*RECORDS PROVIDED:*

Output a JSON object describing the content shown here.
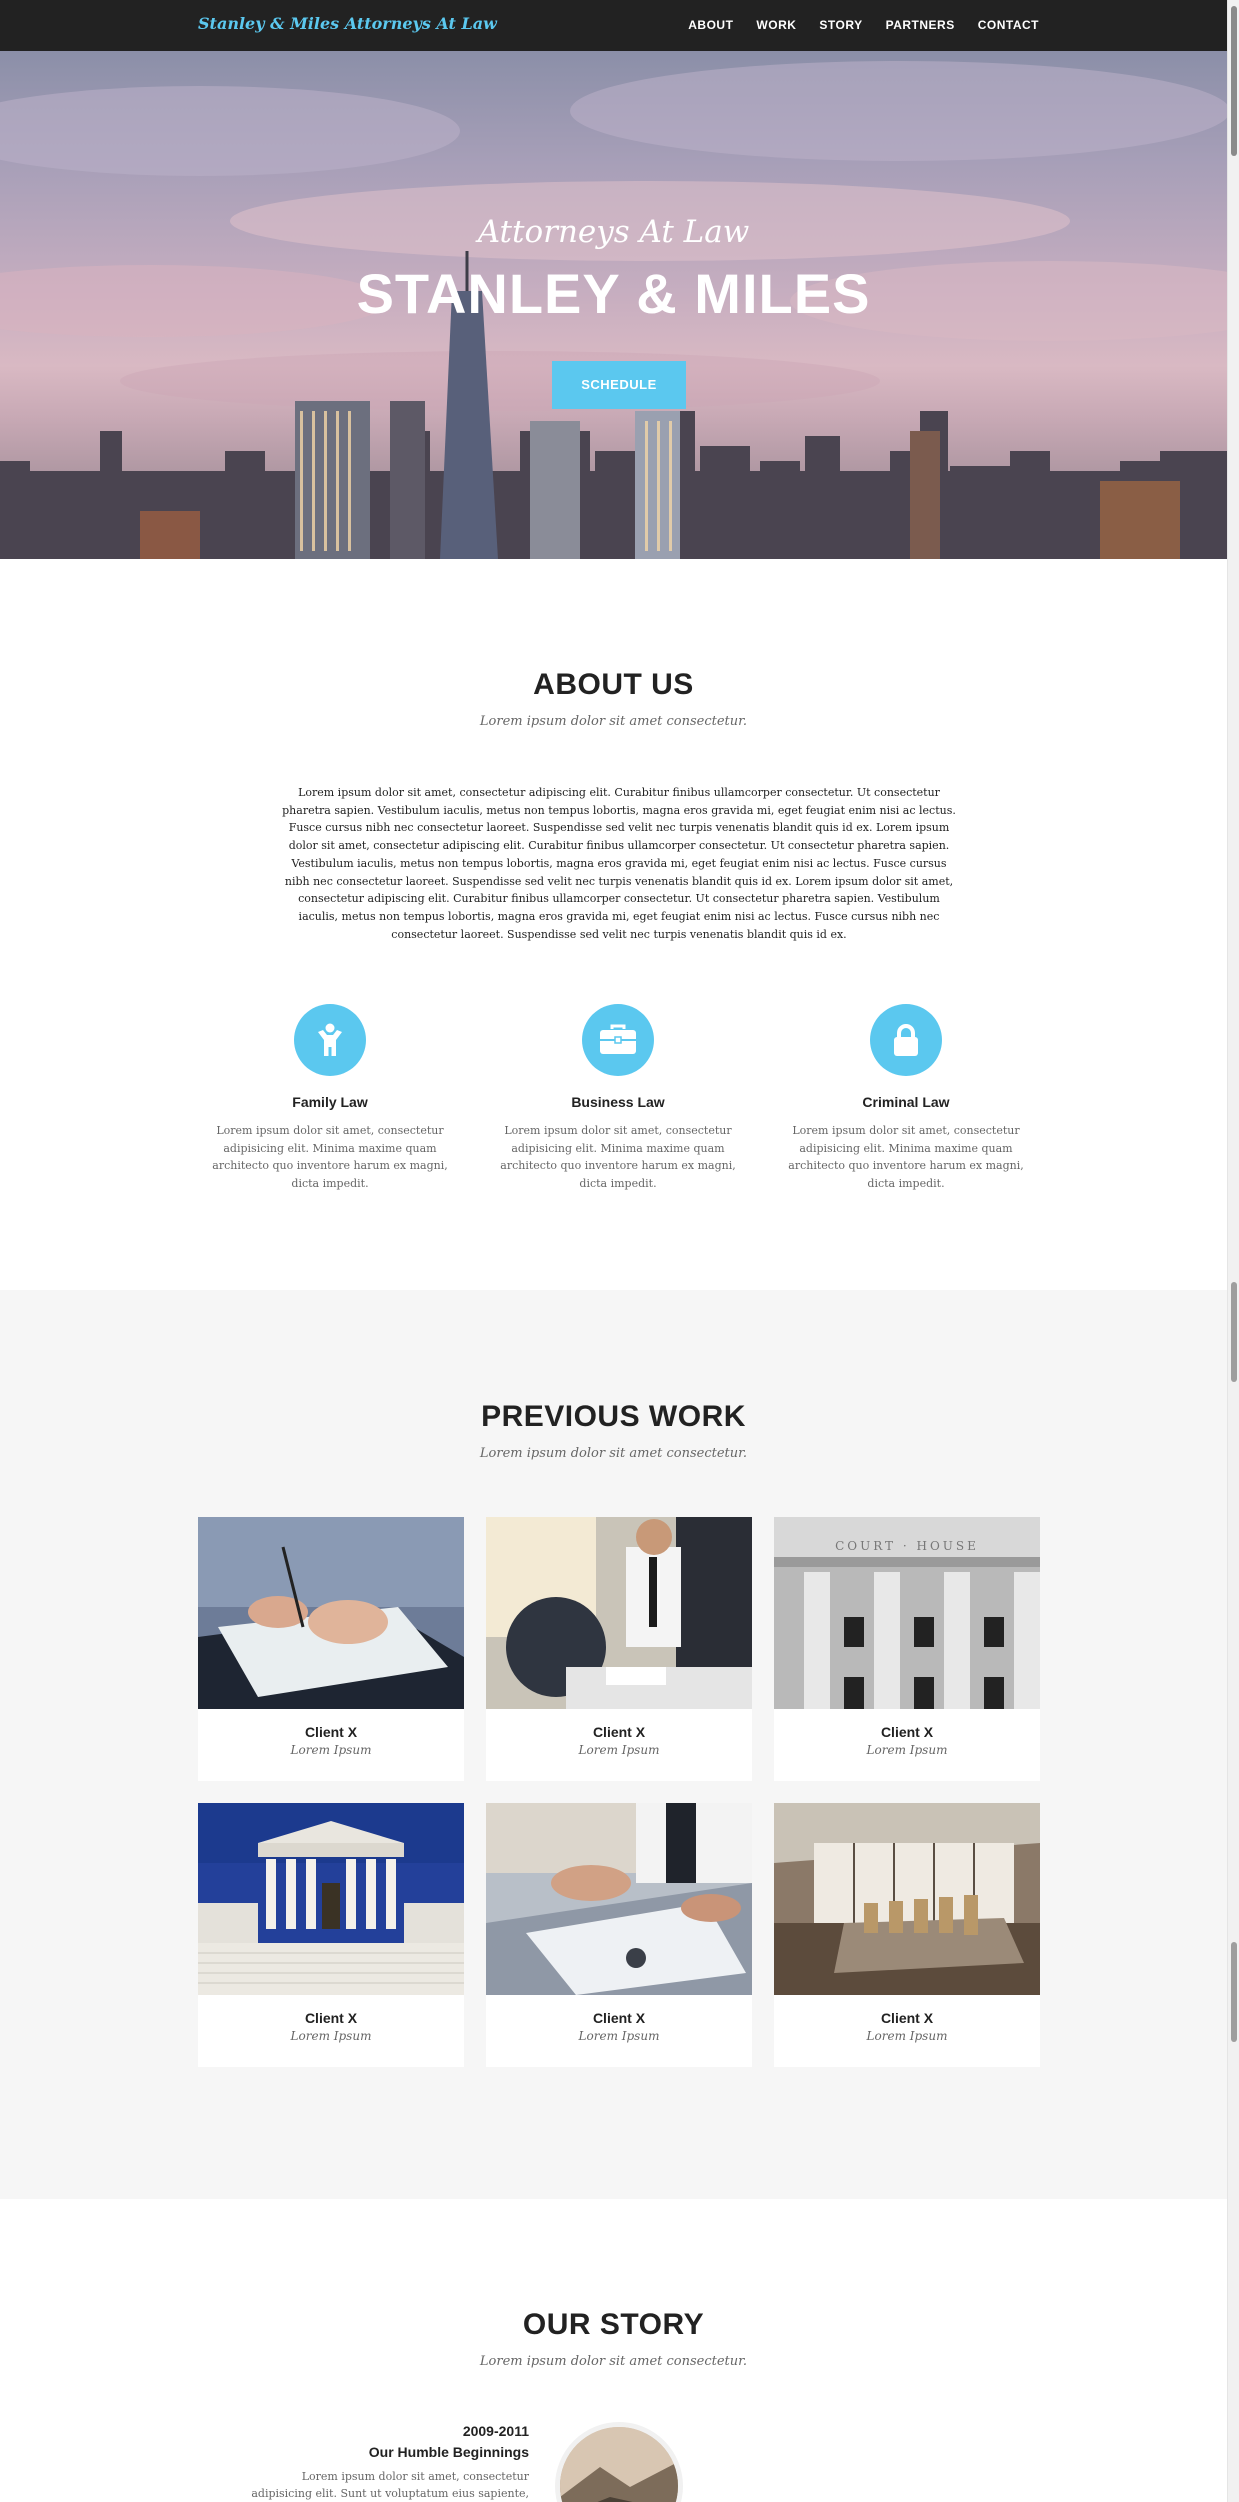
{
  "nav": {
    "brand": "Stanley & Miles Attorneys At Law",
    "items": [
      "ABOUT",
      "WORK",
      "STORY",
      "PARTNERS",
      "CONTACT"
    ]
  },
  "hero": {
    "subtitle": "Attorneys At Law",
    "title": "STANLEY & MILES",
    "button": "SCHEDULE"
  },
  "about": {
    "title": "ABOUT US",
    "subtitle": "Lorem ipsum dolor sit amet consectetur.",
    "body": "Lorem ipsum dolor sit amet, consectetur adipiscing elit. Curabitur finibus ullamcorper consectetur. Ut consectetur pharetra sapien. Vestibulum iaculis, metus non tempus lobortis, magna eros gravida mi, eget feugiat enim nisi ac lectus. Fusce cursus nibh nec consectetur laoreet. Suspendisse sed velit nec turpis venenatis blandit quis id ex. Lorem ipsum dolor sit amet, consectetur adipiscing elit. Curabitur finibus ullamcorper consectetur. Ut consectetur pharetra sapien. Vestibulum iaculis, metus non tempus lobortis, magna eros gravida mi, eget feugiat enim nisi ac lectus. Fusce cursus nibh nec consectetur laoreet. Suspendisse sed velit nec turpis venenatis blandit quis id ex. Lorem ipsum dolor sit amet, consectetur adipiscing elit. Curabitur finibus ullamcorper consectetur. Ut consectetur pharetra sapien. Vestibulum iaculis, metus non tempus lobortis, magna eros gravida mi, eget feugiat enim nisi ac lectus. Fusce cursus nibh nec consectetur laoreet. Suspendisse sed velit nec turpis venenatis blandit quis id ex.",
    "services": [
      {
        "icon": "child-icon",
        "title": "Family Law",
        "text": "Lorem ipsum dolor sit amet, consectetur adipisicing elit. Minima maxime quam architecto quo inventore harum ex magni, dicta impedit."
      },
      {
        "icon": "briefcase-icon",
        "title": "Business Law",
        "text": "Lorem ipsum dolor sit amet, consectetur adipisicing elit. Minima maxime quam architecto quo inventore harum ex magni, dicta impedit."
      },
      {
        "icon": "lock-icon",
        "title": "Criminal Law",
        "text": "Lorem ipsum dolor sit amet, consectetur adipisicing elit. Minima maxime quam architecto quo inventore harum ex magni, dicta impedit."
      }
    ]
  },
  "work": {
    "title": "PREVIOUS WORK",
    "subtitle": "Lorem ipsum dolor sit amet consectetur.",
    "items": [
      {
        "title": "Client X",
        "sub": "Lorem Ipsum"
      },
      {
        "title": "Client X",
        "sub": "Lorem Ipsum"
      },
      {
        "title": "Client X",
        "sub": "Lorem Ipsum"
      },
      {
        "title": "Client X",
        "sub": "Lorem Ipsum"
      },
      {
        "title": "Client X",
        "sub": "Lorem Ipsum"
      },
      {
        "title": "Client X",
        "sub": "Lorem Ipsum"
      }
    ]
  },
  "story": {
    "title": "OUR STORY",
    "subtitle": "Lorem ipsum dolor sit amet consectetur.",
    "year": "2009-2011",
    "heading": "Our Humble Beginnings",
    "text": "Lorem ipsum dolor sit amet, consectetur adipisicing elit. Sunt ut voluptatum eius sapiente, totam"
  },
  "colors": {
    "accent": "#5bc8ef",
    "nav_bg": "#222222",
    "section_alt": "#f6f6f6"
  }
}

*PROMPT:* Set every line down exactly as written, leaving each picture out.

*FINAL ANSWER:*
Output a JSON object describing the content shown here.
{
  "nav": {
    "brand": "Stanley & Miles Attorneys At Law",
    "items": [
      "ABOUT",
      "WORK",
      "STORY",
      "PARTNERS",
      "CONTACT"
    ]
  },
  "hero": {
    "subtitle": "Attorneys At Law",
    "title": "STANLEY & MILES",
    "button": "SCHEDULE"
  },
  "about": {
    "title": "ABOUT US",
    "subtitle": "Lorem ipsum dolor sit amet consectetur.",
    "body": "Lorem ipsum dolor sit amet, consectetur adipiscing elit. Curabitur finibus ullamcorper consectetur. Ut consectetur pharetra sapien. Vestibulum iaculis, metus non tempus lobortis, magna eros gravida mi, eget feugiat enim nisi ac lectus. Fusce cursus nibh nec consectetur laoreet. Suspendisse sed velit nec turpis venenatis blandit quis id ex. Lorem ipsum dolor sit amet, consectetur adipiscing elit. Curabitur finibus ullamcorper consectetur. Ut consectetur pharetra sapien. Vestibulum iaculis, metus non tempus lobortis, magna eros gravida mi, eget feugiat enim nisi ac lectus. Fusce cursus nibh nec consectetur laoreet. Suspendisse sed velit nec turpis venenatis blandit quis id ex. Lorem ipsum dolor sit amet, consectetur adipiscing elit. Curabitur finibus ullamcorper consectetur. Ut consectetur pharetra sapien. Vestibulum iaculis, metus non tempus lobortis, magna eros gravida mi, eget feugiat enim nisi ac lectus. Fusce cursus nibh nec consectetur laoreet. Suspendisse sed velit nec turpis venenatis blandit quis id ex.",
    "services": [
      {
        "icon": "child-icon",
        "title": "Family Law",
        "text": "Lorem ipsum dolor sit amet, consectetur adipisicing elit. Minima maxime quam architecto quo inventore harum ex magni, dicta impedit."
      },
      {
        "icon": "briefcase-icon",
        "title": "Business Law",
        "text": "Lorem ipsum dolor sit amet, consectetur adipisicing elit. Minima maxime quam architecto quo inventore harum ex magni, dicta impedit."
      },
      {
        "icon": "lock-icon",
        "title": "Criminal Law",
        "text": "Lorem ipsum dolor sit amet, consectetur adipisicing elit. Minima maxime quam architecto quo inventore harum ex magni, dicta impedit."
      }
    ]
  },
  "work": {
    "title": "PREVIOUS WORK",
    "subtitle": "Lorem ipsum dolor sit amet consectetur.",
    "items": [
      {
        "title": "Client X",
        "sub": "Lorem Ipsum"
      },
      {
        "title": "Client X",
        "sub": "Lorem Ipsum"
      },
      {
        "title": "Client X",
        "sub": "Lorem Ipsum"
      },
      {
        "title": "Client X",
        "sub": "Lorem Ipsum"
      },
      {
        "title": "Client X",
        "sub": "Lorem Ipsum"
      },
      {
        "title": "Client X",
        "sub": "Lorem Ipsum"
      }
    ]
  },
  "story": {
    "title": "OUR STORY",
    "subtitle": "Lorem ipsum dolor sit amet consectetur.",
    "year": "2009-2011",
    "heading": "Our Humble Beginnings",
    "text": "Lorem ipsum dolor sit amet, consectetur adipisicing elit. Sunt ut voluptatum eius sapiente, totam"
  },
  "colors": {
    "accent": "#5bc8ef",
    "nav_bg": "#222222",
    "section_alt": "#f6f6f6"
  }
}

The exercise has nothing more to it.